Exercise details
Write out the material again exactly, please, and omit the pictures.

--

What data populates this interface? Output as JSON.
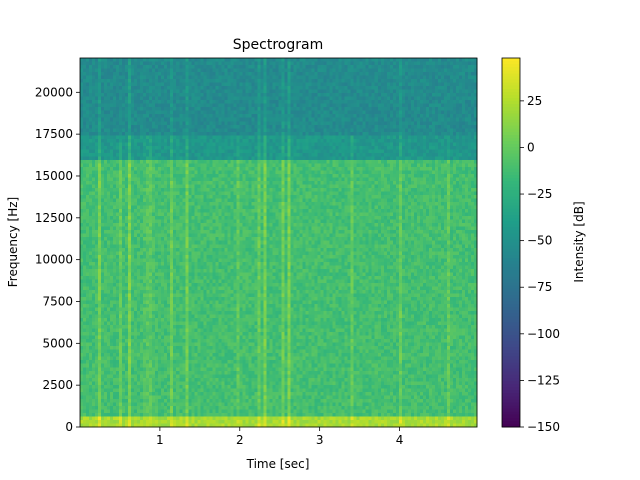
{
  "chart_data": {
    "type": "heatmap",
    "title": "Spectrogram",
    "xlabel": "Time [sec]",
    "ylabel": "Frequency [Hz]",
    "xlim": [
      0.0,
      4.97
    ],
    "ylim": [
      0,
      22050
    ],
    "x_ticks": [
      1,
      2,
      3,
      4
    ],
    "x_tick_labels": [
      "1",
      "2",
      "3",
      "4"
    ],
    "y_ticks": [
      0,
      2500,
      5000,
      7500,
      10000,
      12500,
      15000,
      17500,
      20000
    ],
    "y_tick_labels": [
      "0",
      "2500",
      "5000",
      "7500",
      "10000",
      "12500",
      "15000",
      "17500",
      "20000"
    ],
    "colorbar": {
      "label": "Intensity [dB]",
      "colormap": "viridis",
      "range": [
        -150,
        48
      ],
      "ticks": [
        -150,
        -125,
        -100,
        -75,
        -50,
        -25,
        0,
        25
      ],
      "tick_labels": [
        "−150",
        "−125",
        "−100",
        "−75",
        "−50",
        "−25",
        "0",
        "25"
      ]
    },
    "bands": [
      {
        "freq_range": [
          0,
          600
        ],
        "intensity_db": 22
      },
      {
        "freq_range": [
          600,
          16000
        ],
        "intensity_db": -12
      },
      {
        "freq_range": [
          16000,
          17500
        ],
        "intensity_db": -45
      },
      {
        "freq_range": [
          17500,
          22050
        ],
        "intensity_db": -55
      }
    ],
    "transients_sec": [
      0.24,
      0.52,
      0.62,
      0.83,
      0.9,
      1.14,
      1.33,
      1.99,
      2.25,
      2.32,
      2.55,
      2.62,
      3.42,
      4.0,
      4.6
    ]
  }
}
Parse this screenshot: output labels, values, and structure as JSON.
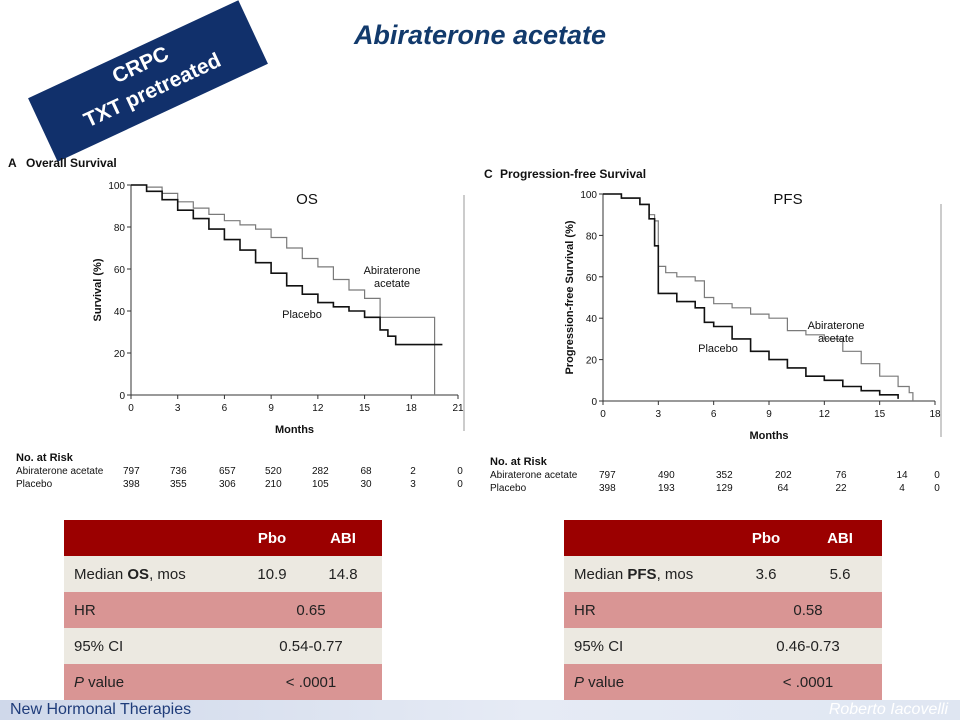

--

Response to the task
What data populates this interface? Output as JSON.
{
  "chart_data": {
    "type": "heatmap",
    "title": "Spectrogram",
    "xlabel": "Time [sec]",
    "ylabel": "Frequency [Hz]",
    "xlim": [
      0.0,
      4.97
    ],
    "ylim": [
      0,
      22050
    ],
    "x_ticks": [
      1,
      2,
      3,
      4
    ],
    "x_tick_labels": [
      "1",
      "2",
      "3",
      "4"
    ],
    "y_ticks": [
      0,
      2500,
      5000,
      7500,
      10000,
      12500,
      15000,
      17500,
      20000
    ],
    "y_tick_labels": [
      "0",
      "2500",
      "5000",
      "7500",
      "10000",
      "12500",
      "15000",
      "17500",
      "20000"
    ],
    "colorbar": {
      "label": "Intensity [dB]",
      "colormap": "viridis",
      "range": [
        -150,
        48
      ],
      "ticks": [
        -150,
        -125,
        -100,
        -75,
        -50,
        -25,
        0,
        25
      ],
      "tick_labels": [
        "−150",
        "−125",
        "−100",
        "−75",
        "−50",
        "−25",
        "0",
        "25"
      ]
    },
    "bands": [
      {
        "freq_range": [
          0,
          600
        ],
        "intensity_db": 22
      },
      {
        "freq_range": [
          600,
          16000
        ],
        "intensity_db": -12
      },
      {
        "freq_range": [
          16000,
          17500
        ],
        "intensity_db": -45
      },
      {
        "freq_range": [
          17500,
          22050
        ],
        "intensity_db": -55
      }
    ],
    "transients_sec": [
      0.24,
      0.52,
      0.62,
      0.83,
      0.9,
      1.14,
      1.33,
      1.99,
      2.25,
      2.32,
      2.55,
      2.62,
      3.42,
      4.0,
      4.6
    ]
  }
}
Parse this screenshot: output labels, values, and structure as JSON.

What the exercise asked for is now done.